MATERIALS PROVIDED –

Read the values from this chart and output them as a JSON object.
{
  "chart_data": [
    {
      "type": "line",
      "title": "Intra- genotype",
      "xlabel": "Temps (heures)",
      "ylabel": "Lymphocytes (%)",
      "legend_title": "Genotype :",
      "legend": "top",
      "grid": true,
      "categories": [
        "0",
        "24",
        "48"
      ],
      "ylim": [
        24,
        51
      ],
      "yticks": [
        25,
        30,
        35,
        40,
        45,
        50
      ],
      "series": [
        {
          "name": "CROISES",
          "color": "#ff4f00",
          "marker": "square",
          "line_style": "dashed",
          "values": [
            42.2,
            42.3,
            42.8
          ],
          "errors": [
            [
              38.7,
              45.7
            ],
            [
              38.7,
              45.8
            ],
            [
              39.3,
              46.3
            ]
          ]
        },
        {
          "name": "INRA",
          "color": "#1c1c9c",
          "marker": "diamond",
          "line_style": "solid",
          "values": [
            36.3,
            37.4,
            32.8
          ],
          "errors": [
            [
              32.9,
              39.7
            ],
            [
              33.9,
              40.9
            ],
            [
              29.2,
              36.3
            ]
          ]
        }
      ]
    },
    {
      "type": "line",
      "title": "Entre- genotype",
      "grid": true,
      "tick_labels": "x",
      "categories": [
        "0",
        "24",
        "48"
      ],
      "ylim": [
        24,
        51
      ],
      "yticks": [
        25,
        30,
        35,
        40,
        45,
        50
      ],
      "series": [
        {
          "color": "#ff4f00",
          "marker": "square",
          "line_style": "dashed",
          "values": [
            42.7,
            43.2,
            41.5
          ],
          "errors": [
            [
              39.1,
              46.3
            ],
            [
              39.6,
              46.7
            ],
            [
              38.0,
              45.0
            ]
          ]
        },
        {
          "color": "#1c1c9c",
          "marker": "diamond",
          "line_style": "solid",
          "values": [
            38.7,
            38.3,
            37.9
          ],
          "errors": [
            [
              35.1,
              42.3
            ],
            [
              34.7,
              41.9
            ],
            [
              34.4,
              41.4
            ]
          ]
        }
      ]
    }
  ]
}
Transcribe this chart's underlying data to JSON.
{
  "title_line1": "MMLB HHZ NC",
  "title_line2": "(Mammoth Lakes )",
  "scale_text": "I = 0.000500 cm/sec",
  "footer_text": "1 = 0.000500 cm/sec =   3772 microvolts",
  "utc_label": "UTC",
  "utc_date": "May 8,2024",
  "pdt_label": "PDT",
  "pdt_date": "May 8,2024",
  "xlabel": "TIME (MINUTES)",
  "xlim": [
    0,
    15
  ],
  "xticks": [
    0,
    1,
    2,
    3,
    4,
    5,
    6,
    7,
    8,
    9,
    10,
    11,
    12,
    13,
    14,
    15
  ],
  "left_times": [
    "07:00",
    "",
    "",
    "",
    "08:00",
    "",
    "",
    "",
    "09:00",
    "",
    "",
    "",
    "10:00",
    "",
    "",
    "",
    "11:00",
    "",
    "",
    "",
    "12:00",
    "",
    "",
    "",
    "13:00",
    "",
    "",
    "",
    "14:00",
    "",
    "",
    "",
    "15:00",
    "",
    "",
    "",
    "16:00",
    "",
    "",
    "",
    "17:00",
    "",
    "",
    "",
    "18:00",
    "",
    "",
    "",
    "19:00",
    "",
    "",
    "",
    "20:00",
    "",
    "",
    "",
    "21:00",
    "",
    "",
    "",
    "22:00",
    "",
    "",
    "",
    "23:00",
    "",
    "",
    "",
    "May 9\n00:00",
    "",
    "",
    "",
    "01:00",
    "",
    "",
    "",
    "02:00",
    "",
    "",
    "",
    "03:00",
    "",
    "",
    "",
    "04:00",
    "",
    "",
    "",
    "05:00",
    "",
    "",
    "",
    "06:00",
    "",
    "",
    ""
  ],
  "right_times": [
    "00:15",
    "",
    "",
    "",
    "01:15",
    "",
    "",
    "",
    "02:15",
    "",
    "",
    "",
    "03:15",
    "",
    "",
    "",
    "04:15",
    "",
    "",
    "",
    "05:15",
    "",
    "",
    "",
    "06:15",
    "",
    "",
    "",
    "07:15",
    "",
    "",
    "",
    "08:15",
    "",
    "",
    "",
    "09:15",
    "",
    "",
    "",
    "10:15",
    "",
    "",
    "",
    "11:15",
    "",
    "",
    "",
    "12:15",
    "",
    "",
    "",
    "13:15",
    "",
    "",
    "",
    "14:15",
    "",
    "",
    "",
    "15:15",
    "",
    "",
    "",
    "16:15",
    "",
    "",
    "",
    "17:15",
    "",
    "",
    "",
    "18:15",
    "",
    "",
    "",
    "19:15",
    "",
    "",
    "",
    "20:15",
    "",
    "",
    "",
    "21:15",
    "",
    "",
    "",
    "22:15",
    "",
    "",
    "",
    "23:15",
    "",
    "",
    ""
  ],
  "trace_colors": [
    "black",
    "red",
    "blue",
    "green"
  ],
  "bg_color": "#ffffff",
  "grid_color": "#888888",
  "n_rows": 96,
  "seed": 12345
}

STATED TASK – Repeat the data precisely, line by line.

EXERCISE SOLUTION –
Read the values from this chart and output them as a JSON object.
{
  "chart_data": [
    {
      "type": "line",
      "title": "Intra- genotype",
      "xlabel": "Temps (heures)",
      "ylabel": "Lymphocytes (%)",
      "legend_title": "Genotype :",
      "legend": "top",
      "grid": true,
      "categories": [
        "0",
        "24",
        "48"
      ],
      "ylim": [
        24,
        51
      ],
      "yticks": [
        25,
        30,
        35,
        40,
        45,
        50
      ],
      "series": [
        {
          "name": "CROISES",
          "color": "#ff4f00",
          "marker": "square",
          "line_style": "dashed",
          "values": [
            42.2,
            42.3,
            42.8
          ],
          "errors": [
            [
              38.7,
              45.7
            ],
            [
              38.7,
              45.8
            ],
            [
              39.3,
              46.3
            ]
          ]
        },
        {
          "name": "INRA",
          "color": "#1c1c9c",
          "marker": "diamond",
          "line_style": "solid",
          "values": [
            36.3,
            37.4,
            32.8
          ],
          "errors": [
            [
              32.9,
              39.7
            ],
            [
              33.9,
              40.9
            ],
            [
              29.2,
              36.3
            ]
          ]
        }
      ]
    },
    {
      "type": "line",
      "title": "Entre- genotype",
      "grid": true,
      "tick_labels": "x",
      "categories": [
        "0",
        "24",
        "48"
      ],
      "ylim": [
        24,
        51
      ],
      "yticks": [
        25,
        30,
        35,
        40,
        45,
        50
      ],
      "series": [
        {
          "color": "#ff4f00",
          "marker": "square",
          "line_style": "dashed",
          "values": [
            42.7,
            43.2,
            41.5
          ],
          "errors": [
            [
              39.1,
              46.3
            ],
            [
              39.6,
              46.7
            ],
            [
              38.0,
              45.0
            ]
          ]
        },
        {
          "color": "#1c1c9c",
          "marker": "diamond",
          "line_style": "solid",
          "values": [
            38.7,
            38.3,
            37.9
          ],
          "errors": [
            [
              35.1,
              42.3
            ],
            [
              34.7,
              41.9
            ],
            [
              34.4,
              41.4
            ]
          ]
        }
      ]
    }
  ]
}
Transcribe this chart's underlying data to JSON.
{
  "title_line1": "MMLB HHZ NC",
  "title_line2": "(Mammoth Lakes )",
  "scale_text": "I = 0.000500 cm/sec",
  "footer_text": "1 = 0.000500 cm/sec =   3772 microvolts",
  "utc_label": "UTC",
  "utc_date": "May 8,2024",
  "pdt_label": "PDT",
  "pdt_date": "May 8,2024",
  "xlabel": "TIME (MINUTES)",
  "xlim": [
    0,
    15
  ],
  "xticks": [
    0,
    1,
    2,
    3,
    4,
    5,
    6,
    7,
    8,
    9,
    10,
    11,
    12,
    13,
    14,
    15
  ],
  "left_times": [
    "07:00",
    "",
    "",
    "",
    "08:00",
    "",
    "",
    "",
    "09:00",
    "",
    "",
    "",
    "10:00",
    "",
    "",
    "",
    "11:00",
    "",
    "",
    "",
    "12:00",
    "",
    "",
    "",
    "13:00",
    "",
    "",
    "",
    "14:00",
    "",
    "",
    "",
    "15:00",
    "",
    "",
    "",
    "16:00",
    "",
    "",
    "",
    "17:00",
    "",
    "",
    "",
    "18:00",
    "",
    "",
    "",
    "19:00",
    "",
    "",
    "",
    "20:00",
    "",
    "",
    "",
    "21:00",
    "",
    "",
    "",
    "22:00",
    "",
    "",
    "",
    "23:00",
    "",
    "",
    "",
    "May 9\n00:00",
    "",
    "",
    "",
    "01:00",
    "",
    "",
    "",
    "02:00",
    "",
    "",
    "",
    "03:00",
    "",
    "",
    "",
    "04:00",
    "",
    "",
    "",
    "05:00",
    "",
    "",
    "",
    "06:00",
    "",
    "",
    ""
  ],
  "right_times": [
    "00:15",
    "",
    "",
    "",
    "01:15",
    "",
    "",
    "",
    "02:15",
    "",
    "",
    "",
    "03:15",
    "",
    "",
    "",
    "04:15",
    "",
    "",
    "",
    "05:15",
    "",
    "",
    "",
    "06:15",
    "",
    "",
    "",
    "07:15",
    "",
    "",
    "",
    "08:15",
    "",
    "",
    "",
    "09:15",
    "",
    "",
    "",
    "10:15",
    "",
    "",
    "",
    "11:15",
    "",
    "",
    "",
    "12:15",
    "",
    "",
    "",
    "13:15",
    "",
    "",
    "",
    "14:15",
    "",
    "",
    "",
    "15:15",
    "",
    "",
    "",
    "16:15",
    "",
    "",
    "",
    "17:15",
    "",
    "",
    "",
    "18:15",
    "",
    "",
    "",
    "19:15",
    "",
    "",
    "",
    "20:15",
    "",
    "",
    "",
    "21:15",
    "",
    "",
    "",
    "22:15",
    "",
    "",
    "",
    "23:15",
    "",
    "",
    ""
  ],
  "trace_colors": [
    "black",
    "red",
    "blue",
    "green"
  ],
  "bg_color": "#ffffff",
  "grid_color": "#888888",
  "n_rows": 96,
  "seed": 12345
}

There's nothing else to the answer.